# PROBLEM
Retype each entry below, keeping every character the same.

Figure content listings
◇ ◇ ◇ ◇ ◇

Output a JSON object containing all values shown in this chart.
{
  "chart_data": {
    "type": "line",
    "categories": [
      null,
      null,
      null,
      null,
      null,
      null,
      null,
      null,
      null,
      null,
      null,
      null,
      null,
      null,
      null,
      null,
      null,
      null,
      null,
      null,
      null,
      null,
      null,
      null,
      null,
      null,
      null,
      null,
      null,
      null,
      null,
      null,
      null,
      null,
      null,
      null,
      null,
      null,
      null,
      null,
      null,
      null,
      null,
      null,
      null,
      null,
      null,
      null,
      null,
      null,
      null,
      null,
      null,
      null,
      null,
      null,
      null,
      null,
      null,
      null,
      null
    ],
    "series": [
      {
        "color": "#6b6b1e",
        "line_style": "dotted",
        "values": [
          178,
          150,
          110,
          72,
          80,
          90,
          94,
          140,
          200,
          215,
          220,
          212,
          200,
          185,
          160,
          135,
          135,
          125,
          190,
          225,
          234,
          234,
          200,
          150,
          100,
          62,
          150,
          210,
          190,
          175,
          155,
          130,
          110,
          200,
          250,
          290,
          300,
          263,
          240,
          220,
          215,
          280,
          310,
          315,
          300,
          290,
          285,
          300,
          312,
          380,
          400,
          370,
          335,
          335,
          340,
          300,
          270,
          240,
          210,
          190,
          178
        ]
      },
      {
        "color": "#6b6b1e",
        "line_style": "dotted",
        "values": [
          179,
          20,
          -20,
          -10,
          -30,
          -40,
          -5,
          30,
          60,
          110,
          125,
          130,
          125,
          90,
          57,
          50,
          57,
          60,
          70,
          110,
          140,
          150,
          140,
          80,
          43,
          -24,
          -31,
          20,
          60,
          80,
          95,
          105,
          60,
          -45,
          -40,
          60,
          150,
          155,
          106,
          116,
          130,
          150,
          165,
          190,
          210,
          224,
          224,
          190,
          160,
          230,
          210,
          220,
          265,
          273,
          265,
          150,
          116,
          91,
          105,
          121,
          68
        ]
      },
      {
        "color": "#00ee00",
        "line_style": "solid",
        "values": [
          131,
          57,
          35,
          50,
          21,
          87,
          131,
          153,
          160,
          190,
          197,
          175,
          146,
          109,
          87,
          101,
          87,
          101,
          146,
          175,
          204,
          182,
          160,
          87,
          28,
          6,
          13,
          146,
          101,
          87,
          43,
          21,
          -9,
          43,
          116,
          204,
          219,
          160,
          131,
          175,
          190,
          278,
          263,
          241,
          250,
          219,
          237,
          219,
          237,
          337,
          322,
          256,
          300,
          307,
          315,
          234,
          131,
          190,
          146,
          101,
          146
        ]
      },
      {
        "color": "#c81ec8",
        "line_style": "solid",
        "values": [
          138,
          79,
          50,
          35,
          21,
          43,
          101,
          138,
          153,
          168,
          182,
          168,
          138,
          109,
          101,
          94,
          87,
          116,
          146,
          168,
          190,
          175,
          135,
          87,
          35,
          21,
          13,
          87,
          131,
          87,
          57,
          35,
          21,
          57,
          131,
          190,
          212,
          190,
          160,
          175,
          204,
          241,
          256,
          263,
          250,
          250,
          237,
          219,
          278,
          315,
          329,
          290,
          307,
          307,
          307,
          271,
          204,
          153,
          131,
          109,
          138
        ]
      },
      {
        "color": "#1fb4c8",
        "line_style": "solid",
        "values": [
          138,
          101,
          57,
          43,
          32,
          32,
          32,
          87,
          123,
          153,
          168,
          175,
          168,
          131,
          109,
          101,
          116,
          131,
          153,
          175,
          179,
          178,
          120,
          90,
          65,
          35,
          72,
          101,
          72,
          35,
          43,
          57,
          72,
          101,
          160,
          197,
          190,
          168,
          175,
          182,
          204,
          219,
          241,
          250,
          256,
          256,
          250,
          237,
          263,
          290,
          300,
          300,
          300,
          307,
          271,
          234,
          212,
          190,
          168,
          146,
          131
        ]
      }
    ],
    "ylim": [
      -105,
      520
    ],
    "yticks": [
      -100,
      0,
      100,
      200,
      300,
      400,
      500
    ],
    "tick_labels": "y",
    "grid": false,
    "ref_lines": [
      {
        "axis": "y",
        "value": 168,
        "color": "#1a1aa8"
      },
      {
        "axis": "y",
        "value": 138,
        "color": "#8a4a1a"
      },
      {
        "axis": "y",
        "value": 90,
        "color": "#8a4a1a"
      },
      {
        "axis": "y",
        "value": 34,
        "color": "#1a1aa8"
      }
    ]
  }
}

◇ ◇ ◇ ◇ ◇

# OUTPUT FOR THIS EXERCISE
Output a JSON object containing all values shown in this chart.
{
  "chart_data": {
    "type": "line",
    "categories": [
      null,
      null,
      null,
      null,
      null,
      null,
      null,
      null,
      null,
      null,
      null,
      null,
      null,
      null,
      null,
      null,
      null,
      null,
      null,
      null,
      null,
      null,
      null,
      null,
      null,
      null,
      null,
      null,
      null,
      null,
      null,
      null,
      null,
      null,
      null,
      null,
      null,
      null,
      null,
      null,
      null,
      null,
      null,
      null,
      null,
      null,
      null,
      null,
      null,
      null,
      null,
      null,
      null,
      null,
      null,
      null,
      null,
      null,
      null,
      null,
      null
    ],
    "series": [
      {
        "color": "#6b6b1e",
        "line_style": "dotted",
        "values": [
          178,
          150,
          110,
          72,
          80,
          90,
          94,
          140,
          200,
          215,
          220,
          212,
          200,
          185,
          160,
          135,
          135,
          125,
          190,
          225,
          234,
          234,
          200,
          150,
          100,
          62,
          150,
          210,
          190,
          175,
          155,
          130,
          110,
          200,
          250,
          290,
          300,
          263,
          240,
          220,
          215,
          280,
          310,
          315,
          300,
          290,
          285,
          300,
          312,
          380,
          400,
          370,
          335,
          335,
          340,
          300,
          270,
          240,
          210,
          190,
          178
        ]
      },
      {
        "color": "#6b6b1e",
        "line_style": "dotted",
        "values": [
          179,
          20,
          -20,
          -10,
          -30,
          -40,
          -5,
          30,
          60,
          110,
          125,
          130,
          125,
          90,
          57,
          50,
          57,
          60,
          70,
          110,
          140,
          150,
          140,
          80,
          43,
          -24,
          -31,
          20,
          60,
          80,
          95,
          105,
          60,
          -45,
          -40,
          60,
          150,
          155,
          106,
          116,
          130,
          150,
          165,
          190,
          210,
          224,
          224,
          190,
          160,
          230,
          210,
          220,
          265,
          273,
          265,
          150,
          116,
          91,
          105,
          121,
          68
        ]
      },
      {
        "color": "#00ee00",
        "line_style": "solid",
        "values": [
          131,
          57,
          35,
          50,
          21,
          87,
          131,
          153,
          160,
          190,
          197,
          175,
          146,
          109,
          87,
          101,
          87,
          101,
          146,
          175,
          204,
          182,
          160,
          87,
          28,
          6,
          13,
          146,
          101,
          87,
          43,
          21,
          -9,
          43,
          116,
          204,
          219,
          160,
          131,
          175,
          190,
          278,
          263,
          241,
          250,
          219,
          237,
          219,
          237,
          337,
          322,
          256,
          300,
          307,
          315,
          234,
          131,
          190,
          146,
          101,
          146
        ]
      },
      {
        "color": "#c81ec8",
        "line_style": "solid",
        "values": [
          138,
          79,
          50,
          35,
          21,
          43,
          101,
          138,
          153,
          168,
          182,
          168,
          138,
          109,
          101,
          94,
          87,
          116,
          146,
          168,
          190,
          175,
          135,
          87,
          35,
          21,
          13,
          87,
          131,
          87,
          57,
          35,
          21,
          57,
          131,
          190,
          212,
          190,
          160,
          175,
          204,
          241,
          256,
          263,
          250,
          250,
          237,
          219,
          278,
          315,
          329,
          290,
          307,
          307,
          307,
          271,
          204,
          153,
          131,
          109,
          138
        ]
      },
      {
        "color": "#1fb4c8",
        "line_style": "solid",
        "values": [
          138,
          101,
          57,
          43,
          32,
          32,
          32,
          87,
          123,
          153,
          168,
          175,
          168,
          131,
          109,
          101,
          116,
          131,
          153,
          175,
          179,
          178,
          120,
          90,
          65,
          35,
          72,
          101,
          72,
          35,
          43,
          57,
          72,
          101,
          160,
          197,
          190,
          168,
          175,
          182,
          204,
          219,
          241,
          250,
          256,
          256,
          250,
          237,
          263,
          290,
          300,
          300,
          300,
          307,
          271,
          234,
          212,
          190,
          168,
          146,
          131
        ]
      }
    ],
    "ylim": [
      -105,
      520
    ],
    "yticks": [
      -100,
      0,
      100,
      200,
      300,
      400,
      500
    ],
    "tick_labels": "y",
    "grid": false,
    "ref_lines": [
      {
        "axis": "y",
        "value": 168,
        "color": "#1a1aa8"
      },
      {
        "axis": "y",
        "value": 138,
        "color": "#8a4a1a"
      },
      {
        "axis": "y",
        "value": 90,
        "color": "#8a4a1a"
      },
      {
        "axis": "y",
        "value": 34,
        "color": "#1a1aa8"
      }
    ]
  }
}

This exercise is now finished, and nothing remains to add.